Dataset content:
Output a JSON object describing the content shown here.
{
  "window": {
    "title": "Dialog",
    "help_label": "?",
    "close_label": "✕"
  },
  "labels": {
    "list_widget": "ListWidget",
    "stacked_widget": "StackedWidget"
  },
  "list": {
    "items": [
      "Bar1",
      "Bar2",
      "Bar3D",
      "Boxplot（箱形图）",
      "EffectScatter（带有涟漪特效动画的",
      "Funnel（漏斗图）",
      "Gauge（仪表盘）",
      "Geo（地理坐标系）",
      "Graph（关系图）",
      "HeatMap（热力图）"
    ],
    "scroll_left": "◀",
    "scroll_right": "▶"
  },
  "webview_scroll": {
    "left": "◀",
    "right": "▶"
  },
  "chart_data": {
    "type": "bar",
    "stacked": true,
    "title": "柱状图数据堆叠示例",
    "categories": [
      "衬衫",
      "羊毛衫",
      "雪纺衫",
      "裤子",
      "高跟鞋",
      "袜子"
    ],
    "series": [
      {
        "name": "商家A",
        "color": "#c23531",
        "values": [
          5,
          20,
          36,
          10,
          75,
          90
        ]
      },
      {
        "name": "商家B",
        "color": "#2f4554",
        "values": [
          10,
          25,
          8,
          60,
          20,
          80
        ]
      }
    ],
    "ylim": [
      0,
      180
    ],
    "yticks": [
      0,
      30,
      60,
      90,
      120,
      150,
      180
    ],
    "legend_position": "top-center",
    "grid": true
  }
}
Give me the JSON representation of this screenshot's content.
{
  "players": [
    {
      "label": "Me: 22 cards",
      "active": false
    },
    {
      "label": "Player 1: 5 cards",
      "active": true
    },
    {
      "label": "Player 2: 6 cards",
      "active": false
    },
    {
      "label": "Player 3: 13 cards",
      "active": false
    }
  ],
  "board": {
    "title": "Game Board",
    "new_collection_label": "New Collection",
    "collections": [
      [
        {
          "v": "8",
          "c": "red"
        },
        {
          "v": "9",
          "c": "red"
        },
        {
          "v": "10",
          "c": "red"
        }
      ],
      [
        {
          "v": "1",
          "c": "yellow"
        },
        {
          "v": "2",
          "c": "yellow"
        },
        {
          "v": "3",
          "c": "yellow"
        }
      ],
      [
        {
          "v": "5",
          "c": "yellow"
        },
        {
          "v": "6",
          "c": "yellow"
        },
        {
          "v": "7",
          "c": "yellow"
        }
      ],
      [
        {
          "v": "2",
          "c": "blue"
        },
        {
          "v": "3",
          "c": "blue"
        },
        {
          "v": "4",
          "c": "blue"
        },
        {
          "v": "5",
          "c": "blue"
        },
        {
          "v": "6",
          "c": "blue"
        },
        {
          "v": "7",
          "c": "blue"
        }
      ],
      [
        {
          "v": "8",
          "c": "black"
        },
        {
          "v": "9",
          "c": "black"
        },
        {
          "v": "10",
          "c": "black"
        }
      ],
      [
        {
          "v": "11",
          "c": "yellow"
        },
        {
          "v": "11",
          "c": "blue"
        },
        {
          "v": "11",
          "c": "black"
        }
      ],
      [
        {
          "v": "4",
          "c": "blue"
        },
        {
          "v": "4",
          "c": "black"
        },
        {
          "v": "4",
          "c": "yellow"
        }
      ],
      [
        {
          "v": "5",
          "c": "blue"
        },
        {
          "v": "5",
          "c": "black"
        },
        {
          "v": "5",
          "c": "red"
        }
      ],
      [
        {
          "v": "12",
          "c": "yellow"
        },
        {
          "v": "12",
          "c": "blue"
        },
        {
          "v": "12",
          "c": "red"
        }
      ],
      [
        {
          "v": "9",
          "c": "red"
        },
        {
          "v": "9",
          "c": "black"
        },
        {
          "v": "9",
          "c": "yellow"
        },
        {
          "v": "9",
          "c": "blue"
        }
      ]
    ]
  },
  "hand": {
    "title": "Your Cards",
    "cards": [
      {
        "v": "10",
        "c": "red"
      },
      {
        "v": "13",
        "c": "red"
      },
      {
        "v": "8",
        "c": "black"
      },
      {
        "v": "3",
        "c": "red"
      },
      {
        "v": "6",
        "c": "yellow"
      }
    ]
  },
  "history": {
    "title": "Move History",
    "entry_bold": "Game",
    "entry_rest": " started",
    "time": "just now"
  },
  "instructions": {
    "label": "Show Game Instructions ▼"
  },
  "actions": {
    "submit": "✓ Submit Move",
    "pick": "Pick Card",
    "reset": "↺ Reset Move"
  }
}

Exercise directions:
Within the records above, how many lines include the word "Game"? State the number by itself.

Solution for this exercise:
3